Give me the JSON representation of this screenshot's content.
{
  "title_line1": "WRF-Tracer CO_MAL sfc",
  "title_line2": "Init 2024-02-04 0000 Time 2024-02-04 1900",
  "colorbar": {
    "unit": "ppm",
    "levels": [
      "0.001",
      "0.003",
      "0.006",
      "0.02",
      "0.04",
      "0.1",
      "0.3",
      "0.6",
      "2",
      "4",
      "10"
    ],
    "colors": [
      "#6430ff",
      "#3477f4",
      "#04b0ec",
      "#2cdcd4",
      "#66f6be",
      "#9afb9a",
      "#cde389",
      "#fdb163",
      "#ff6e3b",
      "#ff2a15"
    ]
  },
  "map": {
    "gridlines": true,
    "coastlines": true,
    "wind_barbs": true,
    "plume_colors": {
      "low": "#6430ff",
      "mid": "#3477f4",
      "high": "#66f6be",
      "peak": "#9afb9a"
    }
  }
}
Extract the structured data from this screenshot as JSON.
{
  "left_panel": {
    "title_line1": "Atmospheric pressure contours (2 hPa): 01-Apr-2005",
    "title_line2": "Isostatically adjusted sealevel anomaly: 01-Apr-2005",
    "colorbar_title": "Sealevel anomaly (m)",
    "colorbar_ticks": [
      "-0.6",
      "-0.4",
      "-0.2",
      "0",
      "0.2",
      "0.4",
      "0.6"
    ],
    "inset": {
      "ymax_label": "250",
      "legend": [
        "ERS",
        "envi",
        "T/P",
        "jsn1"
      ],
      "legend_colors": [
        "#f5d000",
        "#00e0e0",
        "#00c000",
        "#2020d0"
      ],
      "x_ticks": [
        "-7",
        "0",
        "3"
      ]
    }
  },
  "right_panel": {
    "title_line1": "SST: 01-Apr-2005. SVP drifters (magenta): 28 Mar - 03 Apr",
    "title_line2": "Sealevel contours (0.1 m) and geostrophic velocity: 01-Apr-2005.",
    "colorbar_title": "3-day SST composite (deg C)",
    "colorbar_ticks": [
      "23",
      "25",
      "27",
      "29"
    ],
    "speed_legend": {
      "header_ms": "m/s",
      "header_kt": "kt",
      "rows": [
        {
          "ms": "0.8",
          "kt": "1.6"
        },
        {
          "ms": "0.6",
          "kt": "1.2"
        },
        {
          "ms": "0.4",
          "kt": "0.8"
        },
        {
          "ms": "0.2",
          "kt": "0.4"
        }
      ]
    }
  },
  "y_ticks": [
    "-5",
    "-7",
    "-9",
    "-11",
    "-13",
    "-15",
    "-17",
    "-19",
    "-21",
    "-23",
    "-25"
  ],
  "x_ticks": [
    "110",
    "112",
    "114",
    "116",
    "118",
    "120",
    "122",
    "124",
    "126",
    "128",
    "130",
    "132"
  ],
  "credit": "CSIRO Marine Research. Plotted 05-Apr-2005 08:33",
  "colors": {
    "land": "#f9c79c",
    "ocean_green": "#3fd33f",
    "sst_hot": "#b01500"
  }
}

INSTRUCTIONS TO FOLLOW:
Copy out all the entries shown above, character for character.

THE OUTPUT:
Give me the JSON representation of this screenshot's content.
{
  "title_line1": "WRF-Tracer CO_MAL sfc",
  "title_line2": "Init 2024-02-04 0000 Time 2024-02-04 1900",
  "colorbar": {
    "unit": "ppm",
    "levels": [
      "0.001",
      "0.003",
      "0.006",
      "0.02",
      "0.04",
      "0.1",
      "0.3",
      "0.6",
      "2",
      "4",
      "10"
    ],
    "colors": [
      "#6430ff",
      "#3477f4",
      "#04b0ec",
      "#2cdcd4",
      "#66f6be",
      "#9afb9a",
      "#cde389",
      "#fdb163",
      "#ff6e3b",
      "#ff2a15"
    ]
  },
  "map": {
    "gridlines": true,
    "coastlines": true,
    "wind_barbs": true,
    "plume_colors": {
      "low": "#6430ff",
      "mid": "#3477f4",
      "high": "#66f6be",
      "peak": "#9afb9a"
    }
  }
}
Extract the structured data from this screenshot as JSON.
{
  "left_panel": {
    "title_line1": "Atmospheric pressure contours (2 hPa): 01-Apr-2005",
    "title_line2": "Isostatically adjusted sealevel anomaly: 01-Apr-2005",
    "colorbar_title": "Sealevel anomaly (m)",
    "colorbar_ticks": [
      "-0.6",
      "-0.4",
      "-0.2",
      "0",
      "0.2",
      "0.4",
      "0.6"
    ],
    "inset": {
      "ymax_label": "250",
      "legend": [
        "ERS",
        "envi",
        "T/P",
        "jsn1"
      ],
      "legend_colors": [
        "#f5d000",
        "#00e0e0",
        "#00c000",
        "#2020d0"
      ],
      "x_ticks": [
        "-7",
        "0",
        "3"
      ]
    }
  },
  "right_panel": {
    "title_line1": "SST: 01-Apr-2005. SVP drifters (magenta): 28 Mar - 03 Apr",
    "title_line2": "Sealevel contours (0.1 m) and geostrophic velocity: 01-Apr-2005.",
    "colorbar_title": "3-day SST composite (deg C)",
    "colorbar_ticks": [
      "23",
      "25",
      "27",
      "29"
    ],
    "speed_legend": {
      "header_ms": "m/s",
      "header_kt": "kt",
      "rows": [
        {
          "ms": "0.8",
          "kt": "1.6"
        },
        {
          "ms": "0.6",
          "kt": "1.2"
        },
        {
          "ms": "0.4",
          "kt": "0.8"
        },
        {
          "ms": "0.2",
          "kt": "0.4"
        }
      ]
    }
  },
  "y_ticks": [
    "-5",
    "-7",
    "-9",
    "-11",
    "-13",
    "-15",
    "-17",
    "-19",
    "-21",
    "-23",
    "-25"
  ],
  "x_ticks": [
    "110",
    "112",
    "114",
    "116",
    "118",
    "120",
    "122",
    "124",
    "126",
    "128",
    "130",
    "132"
  ],
  "credit": "CSIRO Marine Research. Plotted 05-Apr-2005 08:33",
  "colors": {
    "land": "#f9c79c",
    "ocean_green": "#3fd33f",
    "sst_hot": "#b01500"
  }
}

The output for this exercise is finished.